WORK TO BE COMPLETED ->
Locate all lines in the data below that hold "mehr" and show them.

RECORDS FOR THIS TASK ->
↓

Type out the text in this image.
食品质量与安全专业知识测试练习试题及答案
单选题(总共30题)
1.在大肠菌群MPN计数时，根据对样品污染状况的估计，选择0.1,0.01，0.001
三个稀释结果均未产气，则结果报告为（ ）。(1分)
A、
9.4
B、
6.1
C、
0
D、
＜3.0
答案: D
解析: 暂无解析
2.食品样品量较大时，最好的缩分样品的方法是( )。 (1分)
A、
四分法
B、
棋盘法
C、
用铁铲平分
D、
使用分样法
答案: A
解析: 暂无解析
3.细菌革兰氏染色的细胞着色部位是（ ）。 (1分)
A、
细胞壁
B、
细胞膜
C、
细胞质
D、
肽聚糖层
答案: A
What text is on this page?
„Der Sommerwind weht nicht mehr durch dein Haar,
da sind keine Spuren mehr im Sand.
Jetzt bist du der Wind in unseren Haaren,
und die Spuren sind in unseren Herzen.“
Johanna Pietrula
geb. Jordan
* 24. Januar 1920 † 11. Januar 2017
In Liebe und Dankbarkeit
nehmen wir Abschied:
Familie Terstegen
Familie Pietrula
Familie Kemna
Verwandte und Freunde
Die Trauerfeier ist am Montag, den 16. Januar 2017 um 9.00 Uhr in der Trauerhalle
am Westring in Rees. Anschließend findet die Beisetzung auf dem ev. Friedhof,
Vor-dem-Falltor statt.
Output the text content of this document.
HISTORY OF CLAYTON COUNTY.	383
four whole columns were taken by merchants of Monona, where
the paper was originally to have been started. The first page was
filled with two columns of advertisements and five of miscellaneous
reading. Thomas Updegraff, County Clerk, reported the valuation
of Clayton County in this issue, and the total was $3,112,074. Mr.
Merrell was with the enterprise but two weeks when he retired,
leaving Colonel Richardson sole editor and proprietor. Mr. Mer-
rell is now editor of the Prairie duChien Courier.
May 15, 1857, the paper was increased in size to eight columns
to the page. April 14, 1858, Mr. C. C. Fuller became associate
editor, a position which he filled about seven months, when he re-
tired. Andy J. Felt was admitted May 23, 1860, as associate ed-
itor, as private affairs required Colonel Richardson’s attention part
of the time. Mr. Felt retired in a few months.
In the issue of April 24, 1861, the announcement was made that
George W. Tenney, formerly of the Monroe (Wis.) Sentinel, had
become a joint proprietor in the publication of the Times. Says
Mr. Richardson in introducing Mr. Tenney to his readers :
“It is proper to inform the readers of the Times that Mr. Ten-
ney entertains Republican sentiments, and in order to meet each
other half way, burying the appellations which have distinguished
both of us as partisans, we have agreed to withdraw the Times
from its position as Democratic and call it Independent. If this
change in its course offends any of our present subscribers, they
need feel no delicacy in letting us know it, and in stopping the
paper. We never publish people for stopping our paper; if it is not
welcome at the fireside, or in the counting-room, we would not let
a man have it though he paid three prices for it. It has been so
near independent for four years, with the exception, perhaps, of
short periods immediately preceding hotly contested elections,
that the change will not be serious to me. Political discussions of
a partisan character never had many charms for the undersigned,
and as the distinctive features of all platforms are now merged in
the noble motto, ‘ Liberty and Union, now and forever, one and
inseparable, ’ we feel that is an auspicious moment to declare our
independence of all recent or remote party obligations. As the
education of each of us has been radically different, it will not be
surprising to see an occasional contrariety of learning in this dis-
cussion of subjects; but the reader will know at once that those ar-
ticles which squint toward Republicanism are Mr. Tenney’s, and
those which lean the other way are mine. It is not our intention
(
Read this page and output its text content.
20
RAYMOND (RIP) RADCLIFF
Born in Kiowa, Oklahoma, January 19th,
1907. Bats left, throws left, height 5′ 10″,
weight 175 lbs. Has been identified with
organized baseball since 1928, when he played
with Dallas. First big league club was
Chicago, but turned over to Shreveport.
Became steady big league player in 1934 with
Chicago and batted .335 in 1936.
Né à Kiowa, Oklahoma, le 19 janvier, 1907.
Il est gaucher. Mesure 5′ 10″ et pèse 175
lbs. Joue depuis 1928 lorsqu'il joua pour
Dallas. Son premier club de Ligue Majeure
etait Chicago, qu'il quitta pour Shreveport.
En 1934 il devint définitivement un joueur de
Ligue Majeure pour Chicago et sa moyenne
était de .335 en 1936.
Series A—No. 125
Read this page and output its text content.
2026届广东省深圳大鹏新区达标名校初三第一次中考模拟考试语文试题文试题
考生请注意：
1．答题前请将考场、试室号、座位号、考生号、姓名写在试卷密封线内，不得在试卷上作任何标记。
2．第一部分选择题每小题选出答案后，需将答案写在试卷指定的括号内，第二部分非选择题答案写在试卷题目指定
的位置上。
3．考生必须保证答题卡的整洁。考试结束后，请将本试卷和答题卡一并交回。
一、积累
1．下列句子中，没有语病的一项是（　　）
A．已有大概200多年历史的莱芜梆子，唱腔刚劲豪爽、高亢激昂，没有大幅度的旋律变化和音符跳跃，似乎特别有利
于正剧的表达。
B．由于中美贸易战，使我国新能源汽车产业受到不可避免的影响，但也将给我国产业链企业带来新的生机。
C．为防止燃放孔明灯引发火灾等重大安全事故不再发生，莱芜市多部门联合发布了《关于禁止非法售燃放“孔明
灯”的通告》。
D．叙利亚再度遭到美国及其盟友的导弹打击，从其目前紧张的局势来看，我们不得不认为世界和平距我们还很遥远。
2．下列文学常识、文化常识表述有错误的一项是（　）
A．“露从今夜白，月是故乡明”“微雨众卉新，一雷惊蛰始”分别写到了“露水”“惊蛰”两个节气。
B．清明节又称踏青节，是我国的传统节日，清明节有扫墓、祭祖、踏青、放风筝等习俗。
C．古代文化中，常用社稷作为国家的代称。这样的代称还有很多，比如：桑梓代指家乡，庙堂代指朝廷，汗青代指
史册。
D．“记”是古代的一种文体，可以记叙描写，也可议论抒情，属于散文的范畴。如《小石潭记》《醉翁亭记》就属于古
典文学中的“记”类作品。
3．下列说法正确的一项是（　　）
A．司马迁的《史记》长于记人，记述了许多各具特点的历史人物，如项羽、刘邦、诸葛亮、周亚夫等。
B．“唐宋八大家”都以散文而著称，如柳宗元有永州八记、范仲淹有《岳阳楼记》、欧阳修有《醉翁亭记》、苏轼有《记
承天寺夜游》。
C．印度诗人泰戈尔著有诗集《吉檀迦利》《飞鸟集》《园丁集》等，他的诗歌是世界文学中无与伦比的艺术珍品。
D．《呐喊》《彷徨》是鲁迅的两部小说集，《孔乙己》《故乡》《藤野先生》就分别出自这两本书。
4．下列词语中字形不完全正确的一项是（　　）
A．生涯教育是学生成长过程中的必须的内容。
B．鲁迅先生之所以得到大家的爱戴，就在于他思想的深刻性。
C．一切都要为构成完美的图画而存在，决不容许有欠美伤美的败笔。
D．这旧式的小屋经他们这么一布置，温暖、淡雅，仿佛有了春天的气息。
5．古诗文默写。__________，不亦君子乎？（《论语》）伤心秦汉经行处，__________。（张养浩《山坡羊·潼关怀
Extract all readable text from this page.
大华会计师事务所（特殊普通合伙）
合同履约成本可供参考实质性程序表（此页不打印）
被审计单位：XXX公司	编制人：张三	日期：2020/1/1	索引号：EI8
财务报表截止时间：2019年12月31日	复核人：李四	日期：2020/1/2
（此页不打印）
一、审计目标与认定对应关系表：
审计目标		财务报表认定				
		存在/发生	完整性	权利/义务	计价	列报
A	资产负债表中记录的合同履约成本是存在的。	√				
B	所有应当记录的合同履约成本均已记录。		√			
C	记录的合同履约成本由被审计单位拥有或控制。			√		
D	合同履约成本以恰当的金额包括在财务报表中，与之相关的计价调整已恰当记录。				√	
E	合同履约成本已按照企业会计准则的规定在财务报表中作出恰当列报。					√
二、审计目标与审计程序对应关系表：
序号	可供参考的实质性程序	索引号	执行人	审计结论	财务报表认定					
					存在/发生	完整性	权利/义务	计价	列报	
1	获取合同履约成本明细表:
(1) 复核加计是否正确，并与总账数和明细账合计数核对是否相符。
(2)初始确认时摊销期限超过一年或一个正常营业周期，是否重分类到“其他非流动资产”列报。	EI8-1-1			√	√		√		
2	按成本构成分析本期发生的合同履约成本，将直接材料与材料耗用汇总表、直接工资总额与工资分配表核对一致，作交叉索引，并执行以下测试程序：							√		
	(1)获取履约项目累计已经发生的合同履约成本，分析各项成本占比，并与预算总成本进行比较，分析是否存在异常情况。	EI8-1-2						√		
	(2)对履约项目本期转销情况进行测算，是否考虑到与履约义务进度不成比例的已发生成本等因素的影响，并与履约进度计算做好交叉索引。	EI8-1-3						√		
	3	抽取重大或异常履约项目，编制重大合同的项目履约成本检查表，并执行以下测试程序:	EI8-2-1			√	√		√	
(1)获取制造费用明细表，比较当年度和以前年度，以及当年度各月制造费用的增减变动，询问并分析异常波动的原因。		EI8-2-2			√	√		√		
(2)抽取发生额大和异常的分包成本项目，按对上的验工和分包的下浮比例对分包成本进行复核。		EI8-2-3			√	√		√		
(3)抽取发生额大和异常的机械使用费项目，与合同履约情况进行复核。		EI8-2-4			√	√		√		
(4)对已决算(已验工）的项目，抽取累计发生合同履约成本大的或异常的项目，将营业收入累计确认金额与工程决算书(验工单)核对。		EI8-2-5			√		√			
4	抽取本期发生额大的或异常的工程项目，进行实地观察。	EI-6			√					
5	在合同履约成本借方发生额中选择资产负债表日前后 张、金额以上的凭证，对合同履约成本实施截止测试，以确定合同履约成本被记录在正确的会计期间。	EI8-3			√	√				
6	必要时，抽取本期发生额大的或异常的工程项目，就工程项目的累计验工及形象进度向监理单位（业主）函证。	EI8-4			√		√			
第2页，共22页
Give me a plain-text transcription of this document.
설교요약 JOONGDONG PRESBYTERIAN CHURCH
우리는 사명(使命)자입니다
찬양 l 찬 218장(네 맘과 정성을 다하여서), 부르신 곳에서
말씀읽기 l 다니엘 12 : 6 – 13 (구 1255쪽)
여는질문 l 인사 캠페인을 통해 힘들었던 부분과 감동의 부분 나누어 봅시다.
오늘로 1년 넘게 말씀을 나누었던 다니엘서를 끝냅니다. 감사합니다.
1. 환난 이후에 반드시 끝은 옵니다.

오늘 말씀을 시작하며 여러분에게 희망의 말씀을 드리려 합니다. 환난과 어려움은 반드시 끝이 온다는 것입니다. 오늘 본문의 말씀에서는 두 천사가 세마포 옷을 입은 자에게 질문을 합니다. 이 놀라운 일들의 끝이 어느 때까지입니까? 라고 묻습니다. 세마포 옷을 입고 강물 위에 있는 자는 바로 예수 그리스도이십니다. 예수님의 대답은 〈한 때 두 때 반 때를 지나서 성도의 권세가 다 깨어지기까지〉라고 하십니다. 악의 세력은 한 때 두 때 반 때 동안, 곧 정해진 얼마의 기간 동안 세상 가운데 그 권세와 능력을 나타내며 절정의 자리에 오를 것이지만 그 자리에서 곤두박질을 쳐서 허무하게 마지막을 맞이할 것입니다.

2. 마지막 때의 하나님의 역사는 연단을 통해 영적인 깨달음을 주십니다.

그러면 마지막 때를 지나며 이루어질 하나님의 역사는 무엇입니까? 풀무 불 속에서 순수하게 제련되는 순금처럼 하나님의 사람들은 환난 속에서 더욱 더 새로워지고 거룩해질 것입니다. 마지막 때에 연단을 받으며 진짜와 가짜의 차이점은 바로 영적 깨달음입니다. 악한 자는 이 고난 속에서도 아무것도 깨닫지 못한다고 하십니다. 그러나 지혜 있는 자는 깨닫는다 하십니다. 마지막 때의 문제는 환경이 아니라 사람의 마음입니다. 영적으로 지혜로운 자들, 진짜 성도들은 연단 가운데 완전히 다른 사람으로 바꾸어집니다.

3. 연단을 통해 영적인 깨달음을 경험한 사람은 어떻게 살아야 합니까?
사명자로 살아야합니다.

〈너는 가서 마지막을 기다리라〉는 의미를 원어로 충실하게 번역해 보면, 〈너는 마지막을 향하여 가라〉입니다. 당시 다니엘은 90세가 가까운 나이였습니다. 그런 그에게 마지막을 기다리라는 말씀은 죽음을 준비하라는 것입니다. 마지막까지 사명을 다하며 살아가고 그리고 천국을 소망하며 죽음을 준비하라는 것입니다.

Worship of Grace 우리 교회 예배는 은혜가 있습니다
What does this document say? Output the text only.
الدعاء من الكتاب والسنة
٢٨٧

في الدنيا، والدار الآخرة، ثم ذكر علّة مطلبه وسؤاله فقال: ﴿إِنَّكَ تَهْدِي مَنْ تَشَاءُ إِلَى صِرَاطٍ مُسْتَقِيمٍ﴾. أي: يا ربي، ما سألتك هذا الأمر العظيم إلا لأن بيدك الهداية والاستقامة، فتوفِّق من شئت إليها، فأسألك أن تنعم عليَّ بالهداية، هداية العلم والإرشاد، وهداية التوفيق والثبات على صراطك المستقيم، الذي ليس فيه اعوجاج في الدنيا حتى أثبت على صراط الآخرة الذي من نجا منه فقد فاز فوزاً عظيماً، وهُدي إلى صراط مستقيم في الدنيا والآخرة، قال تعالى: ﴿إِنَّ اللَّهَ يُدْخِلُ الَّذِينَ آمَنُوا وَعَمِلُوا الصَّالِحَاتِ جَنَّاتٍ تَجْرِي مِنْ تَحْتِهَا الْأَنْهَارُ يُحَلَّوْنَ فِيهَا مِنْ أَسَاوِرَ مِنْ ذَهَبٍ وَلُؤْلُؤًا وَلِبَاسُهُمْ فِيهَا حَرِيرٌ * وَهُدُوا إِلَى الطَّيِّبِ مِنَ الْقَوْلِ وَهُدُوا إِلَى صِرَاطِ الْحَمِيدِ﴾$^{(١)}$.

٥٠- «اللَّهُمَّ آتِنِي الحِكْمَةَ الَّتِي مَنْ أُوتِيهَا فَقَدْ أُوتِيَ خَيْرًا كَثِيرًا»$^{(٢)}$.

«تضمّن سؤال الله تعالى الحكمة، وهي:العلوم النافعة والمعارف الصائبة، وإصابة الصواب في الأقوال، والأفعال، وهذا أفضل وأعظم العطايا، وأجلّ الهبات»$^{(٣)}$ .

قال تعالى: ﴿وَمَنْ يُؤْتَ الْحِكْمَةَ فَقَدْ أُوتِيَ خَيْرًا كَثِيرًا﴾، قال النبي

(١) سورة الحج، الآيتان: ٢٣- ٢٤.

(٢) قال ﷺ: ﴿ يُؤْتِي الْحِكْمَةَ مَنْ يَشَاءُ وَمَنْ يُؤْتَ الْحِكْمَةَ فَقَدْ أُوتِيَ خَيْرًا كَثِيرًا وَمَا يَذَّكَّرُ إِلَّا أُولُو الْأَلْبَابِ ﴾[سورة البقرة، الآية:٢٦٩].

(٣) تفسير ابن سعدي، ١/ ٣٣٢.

↑

FINAL ANSWER ->
„Der Sommerwind weht nicht mehr durch dein Haar,
da sind keine Spuren mehr im Sand.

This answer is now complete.